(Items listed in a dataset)
_ _ _ _
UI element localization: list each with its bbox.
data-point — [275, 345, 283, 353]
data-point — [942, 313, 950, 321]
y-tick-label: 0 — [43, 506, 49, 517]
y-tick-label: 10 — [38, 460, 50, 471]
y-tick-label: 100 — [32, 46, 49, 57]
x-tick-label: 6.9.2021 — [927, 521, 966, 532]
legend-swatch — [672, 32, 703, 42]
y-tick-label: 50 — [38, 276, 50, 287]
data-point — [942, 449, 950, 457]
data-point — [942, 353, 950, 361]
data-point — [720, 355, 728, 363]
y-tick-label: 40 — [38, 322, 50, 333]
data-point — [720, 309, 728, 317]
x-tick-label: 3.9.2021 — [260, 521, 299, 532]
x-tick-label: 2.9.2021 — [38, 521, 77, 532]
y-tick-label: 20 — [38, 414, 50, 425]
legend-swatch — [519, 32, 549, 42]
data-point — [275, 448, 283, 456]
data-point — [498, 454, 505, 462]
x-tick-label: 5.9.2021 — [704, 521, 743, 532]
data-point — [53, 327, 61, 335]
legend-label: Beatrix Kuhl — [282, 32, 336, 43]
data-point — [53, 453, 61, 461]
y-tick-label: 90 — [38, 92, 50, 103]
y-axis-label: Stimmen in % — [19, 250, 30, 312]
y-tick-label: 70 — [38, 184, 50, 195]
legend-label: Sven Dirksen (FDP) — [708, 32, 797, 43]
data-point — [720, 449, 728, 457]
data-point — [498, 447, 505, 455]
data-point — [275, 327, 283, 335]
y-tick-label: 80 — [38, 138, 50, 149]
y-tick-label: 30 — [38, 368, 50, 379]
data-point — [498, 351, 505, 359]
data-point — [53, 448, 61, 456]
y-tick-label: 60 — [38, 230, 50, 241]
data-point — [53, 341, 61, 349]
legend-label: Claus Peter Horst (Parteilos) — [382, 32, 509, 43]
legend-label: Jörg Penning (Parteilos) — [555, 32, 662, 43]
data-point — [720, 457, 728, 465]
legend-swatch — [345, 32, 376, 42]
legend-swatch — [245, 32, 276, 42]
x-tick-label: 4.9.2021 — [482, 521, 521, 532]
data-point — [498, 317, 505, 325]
_ _ _ _
EXERCISE GOAL |
Reproduce all of the entries above without any alteration.

SOLUTION |
UI element localization: list each with its bbox.
data-point — [275, 345, 283, 353]
data-point — [942, 313, 950, 321]
y-tick-label: 0 — [43, 506, 49, 517]
y-tick-label: 10 — [38, 460, 50, 471]
y-tick-label: 100 — [32, 46, 49, 57]
x-tick-label: 6.9.2021 — [927, 521, 966, 532]
legend-swatch — [672, 32, 703, 42]
y-tick-label: 50 — [38, 276, 50, 287]
data-point — [942, 449, 950, 457]
data-point — [942, 353, 950, 361]
data-point — [720, 355, 728, 363]
y-tick-label: 40 — [38, 322, 50, 333]
data-point — [720, 309, 728, 317]
x-tick-label: 3.9.2021 — [260, 521, 299, 532]
x-tick-label: 2.9.2021 — [38, 521, 77, 532]
y-tick-label: 20 — [38, 414, 50, 425]
legend-swatch — [519, 32, 549, 42]
data-point — [275, 448, 283, 456]
data-point — [498, 454, 505, 462]
x-tick-label: 5.9.2021 — [704, 521, 743, 532]
data-point — [53, 327, 61, 335]
legend-label: Beatrix Kuhl — [282, 32, 336, 43]
data-point — [53, 453, 61, 461]
y-tick-label: 90 — [38, 92, 50, 103]
y-axis-label: Stimmen in % — [19, 250, 30, 312]
y-tick-label: 70 — [38, 184, 50, 195]
legend-label: Sven Dirksen (FDP) — [708, 32, 797, 43]
data-point — [720, 449, 728, 457]
data-point — [498, 447, 505, 455]
data-point — [275, 327, 283, 335]
y-tick-label: 80 — [38, 138, 50, 149]
y-tick-label: 30 — [38, 368, 50, 379]
data-point — [498, 351, 505, 359]
data-point — [53, 448, 61, 456]
y-tick-label: 60 — [38, 230, 50, 241]
data-point — [53, 341, 61, 349]
legend-label: Claus Peter Horst (Parteilos) — [382, 32, 509, 43]
legend-label: Jörg Penning (Parteilos) — [555, 32, 662, 43]
data-point — [720, 457, 728, 465]
legend-swatch — [345, 32, 376, 42]
legend-swatch — [245, 32, 276, 42]
x-tick-label: 4.9.2021 — [482, 521, 521, 532]
data-point — [498, 317, 505, 325]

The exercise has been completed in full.